OBJECTIVE: Read through the data and report every line in which the word "está" occurs.

--- Begin ---

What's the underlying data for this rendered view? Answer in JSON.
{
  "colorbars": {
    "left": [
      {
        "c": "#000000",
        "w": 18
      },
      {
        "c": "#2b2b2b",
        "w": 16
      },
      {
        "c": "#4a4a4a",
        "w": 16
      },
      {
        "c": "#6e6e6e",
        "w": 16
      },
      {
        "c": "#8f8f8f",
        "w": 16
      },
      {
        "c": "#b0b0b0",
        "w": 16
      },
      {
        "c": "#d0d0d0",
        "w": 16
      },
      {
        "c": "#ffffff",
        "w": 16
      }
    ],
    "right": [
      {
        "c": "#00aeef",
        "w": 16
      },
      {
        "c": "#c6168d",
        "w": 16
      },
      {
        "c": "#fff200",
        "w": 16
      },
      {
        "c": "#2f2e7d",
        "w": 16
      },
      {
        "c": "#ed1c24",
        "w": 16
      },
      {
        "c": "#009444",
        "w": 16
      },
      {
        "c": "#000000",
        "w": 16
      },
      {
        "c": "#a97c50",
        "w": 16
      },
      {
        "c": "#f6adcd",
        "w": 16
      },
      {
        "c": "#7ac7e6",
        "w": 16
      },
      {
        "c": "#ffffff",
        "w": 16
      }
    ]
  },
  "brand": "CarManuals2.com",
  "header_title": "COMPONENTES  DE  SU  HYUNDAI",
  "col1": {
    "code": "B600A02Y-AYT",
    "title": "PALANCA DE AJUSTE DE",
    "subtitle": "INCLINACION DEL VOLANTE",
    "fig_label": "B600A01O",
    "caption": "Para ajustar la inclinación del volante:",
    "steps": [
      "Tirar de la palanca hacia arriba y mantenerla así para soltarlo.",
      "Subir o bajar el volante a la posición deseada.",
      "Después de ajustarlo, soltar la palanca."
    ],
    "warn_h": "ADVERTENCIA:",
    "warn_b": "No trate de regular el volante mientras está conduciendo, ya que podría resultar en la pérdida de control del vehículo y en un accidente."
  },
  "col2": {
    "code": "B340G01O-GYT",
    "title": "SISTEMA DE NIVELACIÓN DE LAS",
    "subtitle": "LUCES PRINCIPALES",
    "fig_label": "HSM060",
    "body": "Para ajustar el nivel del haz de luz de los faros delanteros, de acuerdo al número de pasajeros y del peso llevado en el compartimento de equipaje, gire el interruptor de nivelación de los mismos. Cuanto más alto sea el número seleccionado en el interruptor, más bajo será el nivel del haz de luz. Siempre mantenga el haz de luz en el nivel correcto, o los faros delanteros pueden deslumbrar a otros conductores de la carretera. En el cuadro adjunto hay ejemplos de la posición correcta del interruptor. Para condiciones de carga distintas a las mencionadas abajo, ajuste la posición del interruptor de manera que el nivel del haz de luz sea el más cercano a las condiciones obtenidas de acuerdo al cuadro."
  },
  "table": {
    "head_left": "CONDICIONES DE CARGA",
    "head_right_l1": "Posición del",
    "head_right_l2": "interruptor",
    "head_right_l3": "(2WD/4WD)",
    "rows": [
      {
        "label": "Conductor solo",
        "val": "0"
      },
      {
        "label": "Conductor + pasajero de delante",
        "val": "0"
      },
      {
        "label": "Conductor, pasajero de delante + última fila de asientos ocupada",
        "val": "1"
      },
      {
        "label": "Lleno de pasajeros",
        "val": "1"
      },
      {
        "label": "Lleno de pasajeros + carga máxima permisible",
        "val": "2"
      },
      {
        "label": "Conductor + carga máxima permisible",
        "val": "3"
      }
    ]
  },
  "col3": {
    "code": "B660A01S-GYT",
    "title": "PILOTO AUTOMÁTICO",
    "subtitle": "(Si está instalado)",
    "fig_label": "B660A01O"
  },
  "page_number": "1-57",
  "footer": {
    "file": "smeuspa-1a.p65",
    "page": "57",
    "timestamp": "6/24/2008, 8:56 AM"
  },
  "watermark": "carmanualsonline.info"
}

--- End ---

EXERCISE ANSWER:
    "warn_b": "No trate de regular el volante mientras está conduciendo, ya que podría resultar en la pérdida de control del vehículo y en un accidente."
    "subtitle": "(Si está instalado)",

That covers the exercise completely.